_Goal of the exercise_
Copy the entries below in full, keeping them exactly as they are.

_The data_
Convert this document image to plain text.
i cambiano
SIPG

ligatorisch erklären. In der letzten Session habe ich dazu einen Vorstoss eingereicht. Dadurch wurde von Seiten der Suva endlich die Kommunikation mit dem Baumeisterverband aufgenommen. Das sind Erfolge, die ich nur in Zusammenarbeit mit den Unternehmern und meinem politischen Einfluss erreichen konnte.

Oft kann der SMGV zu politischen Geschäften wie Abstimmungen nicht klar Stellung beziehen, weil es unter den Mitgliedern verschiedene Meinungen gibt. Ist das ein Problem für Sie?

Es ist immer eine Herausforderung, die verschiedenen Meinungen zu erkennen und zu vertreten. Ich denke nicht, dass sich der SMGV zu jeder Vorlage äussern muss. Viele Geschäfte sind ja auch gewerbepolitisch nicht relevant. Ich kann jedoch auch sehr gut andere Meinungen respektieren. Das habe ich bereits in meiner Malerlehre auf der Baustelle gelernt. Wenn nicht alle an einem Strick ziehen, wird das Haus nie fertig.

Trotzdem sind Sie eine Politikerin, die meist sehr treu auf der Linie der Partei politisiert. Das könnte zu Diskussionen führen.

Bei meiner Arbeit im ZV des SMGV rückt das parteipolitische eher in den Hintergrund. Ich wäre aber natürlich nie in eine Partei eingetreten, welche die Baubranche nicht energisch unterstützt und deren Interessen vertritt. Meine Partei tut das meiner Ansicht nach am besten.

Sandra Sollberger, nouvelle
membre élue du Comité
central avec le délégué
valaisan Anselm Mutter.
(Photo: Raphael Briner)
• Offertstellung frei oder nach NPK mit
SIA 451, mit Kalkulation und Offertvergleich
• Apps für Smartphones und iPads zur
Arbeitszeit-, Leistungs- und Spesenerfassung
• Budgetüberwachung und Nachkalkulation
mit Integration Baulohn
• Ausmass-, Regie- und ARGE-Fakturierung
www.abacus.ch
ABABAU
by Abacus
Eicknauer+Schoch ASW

_Output of the task_
Convert this document image to plain text.
i cambiano
SIPG

ligatorisch erklären. In der letzten Session habe ich dazu einen Vorstoss eingereicht. Dadurch wurde von Seiten der Suva endlich die Kommunikation mit dem Baumeisterverband aufgenommen. Das sind Erfolge, die ich nur in Zusammenarbeit mit den Unternehmern und meinem politischen Einfluss erreichen konnte.

Oft kann der SMGV zu politischen Geschäften wie Abstimmungen nicht klar Stellung beziehen, weil es unter den Mitgliedern verschiedene Meinungen gibt. Ist das ein Problem für Sie?

Es ist immer eine Herausforderung, die verschiedenen Meinungen zu erkennen und zu vertreten. Ich denke nicht, dass sich der SMGV zu jeder Vorlage äussern muss. Viele Geschäfte sind ja auch gewerbepolitisch nicht relevant. Ich kann jedoch auch sehr gut andere Meinungen respektieren. Das habe ich bereits in meiner Malerlehre auf der Baustelle gelernt. Wenn nicht alle an einem Strick ziehen, wird das Haus nie fertig.

Trotzdem sind Sie eine Politikerin, die meist sehr treu auf der Linie der Partei politisiert. Das könnte zu Diskussionen führen.

Bei meiner Arbeit im ZV des SMGV rückt das parteipolitische eher in den Hintergrund. Ich wäre aber natürlich nie in eine Partei eingetreten, welche die Baubranche nicht energisch unterstützt und deren Interessen vertritt. Meine Partei tut das meiner Ansicht nach am besten.

Sandra Sollberger, nouvelle
membre élue du Comité
central avec le délégué
valaisan Anselm Mutter.
(Photo: Raphael Briner)
• Offertstellung frei oder nach NPK mit
SIA 451, mit Kalkulation und Offertvergleich
• Apps für Smartphones und iPads zur
Arbeitszeit-, Leistungs- und Spesenerfassung
• Budgetüberwachung und Nachkalkulation
mit Integration Baulohn
• Ausmass-, Regie- und ARGE-Fakturierung
www.abacus.ch
ABABAU
by Abacus
Eicknauer+Schoch ASW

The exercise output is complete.